• **Do this**
Every entry that follows should be repeated exactly; drop the images.

• **Recorded data**
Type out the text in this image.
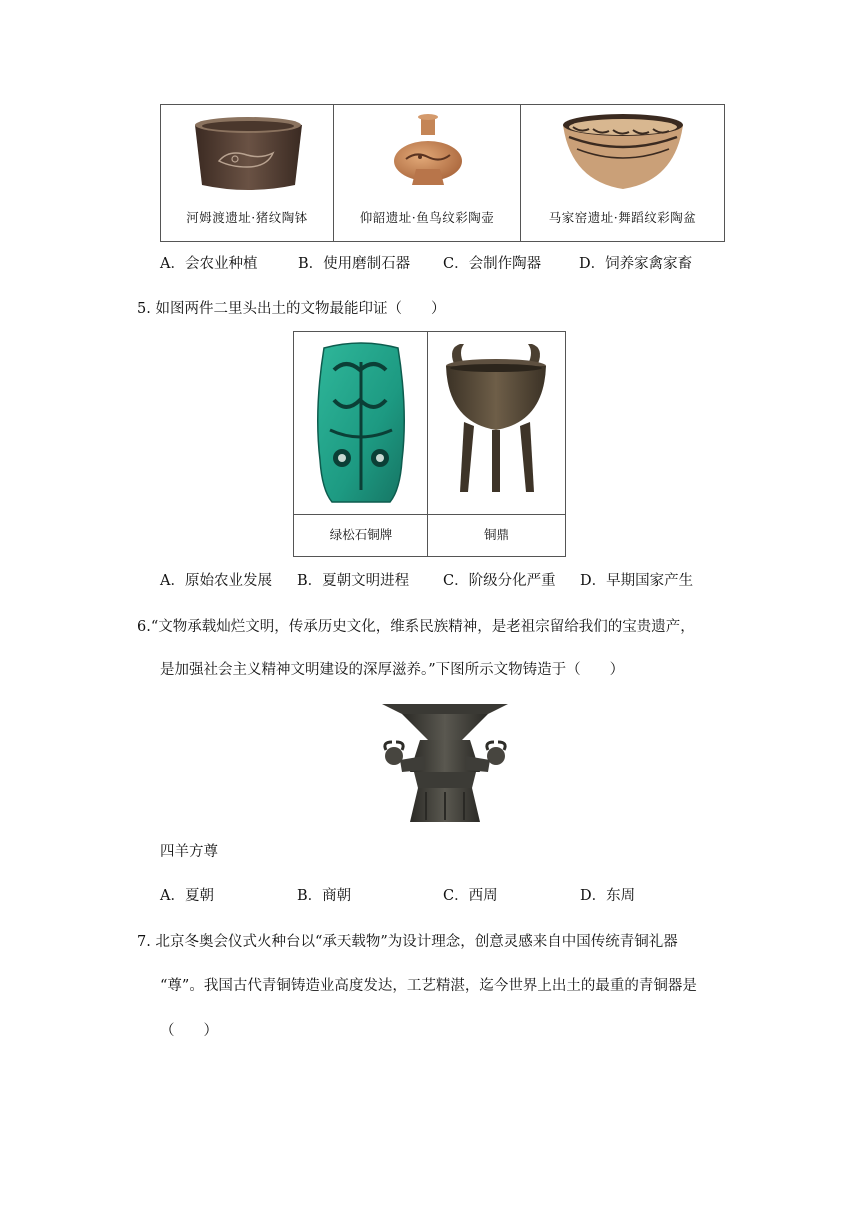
河姆渡遗址·猪纹陶钵	仰韶遗址·鱼鸟纹彩陶壶	马家窑遗址·舞蹈纹彩陶盆
A．会农业种植	B．使用磨制石器 C．会制作陶器	D．饲养家禽家畜
5. 如图两件二里头出土的文物最能印证（　　）
绿松石铜牌	铜鼎
A．原始农业发展 B．夏朝文明进程 C．阶级分化严重 D．早期国家产生
6.“文物承载灿烂文明，传承历史文化，维系民族精神，是老祖宗留给我们的宝贵遗产，
是加强社会主义精神文明建设的深厚滋养。”下图所示文物铸造于（　　）
四羊方尊
A．夏朝	B．商朝	C．西周	D．东周
7. 北京冬奥会仪式火种台以“承天载物”为设计理念，创意灵感来自中国传统青铜礼器
“尊”。我国古代青铜铸造业高度发达，工艺精湛，迄今世界上出土的最重的青铜器是
（　　）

• **Answer to this exercise**
Type out the text in this image.
河姆渡遗址·猪纹陶钵	仰韶遗址·鱼鸟纹彩陶壶	马家窑遗址·舞蹈纹彩陶盆
A．会农业种植	B．使用磨制石器 C．会制作陶器	D．饲养家禽家畜
5. 如图两件二里头出土的文物最能印证（　　）
绿松石铜牌	铜鼎
A．原始农业发展 B．夏朝文明进程 C．阶级分化严重 D．早期国家产生
6.“文物承载灿烂文明，传承历史文化，维系民族精神，是老祖宗留给我们的宝贵遗产，
是加强社会主义精神文明建设的深厚滋养。”下图所示文物铸造于（　　）
四羊方尊
A．夏朝	B．商朝	C．西周	D．东周
7. 北京冬奥会仪式火种台以“承天载物”为设计理念，创意灵感来自中国传统青铜礼器
“尊”。我国古代青铜铸造业高度发达，工艺精湛，迄今世界上出土的最重的青铜器是
（　　）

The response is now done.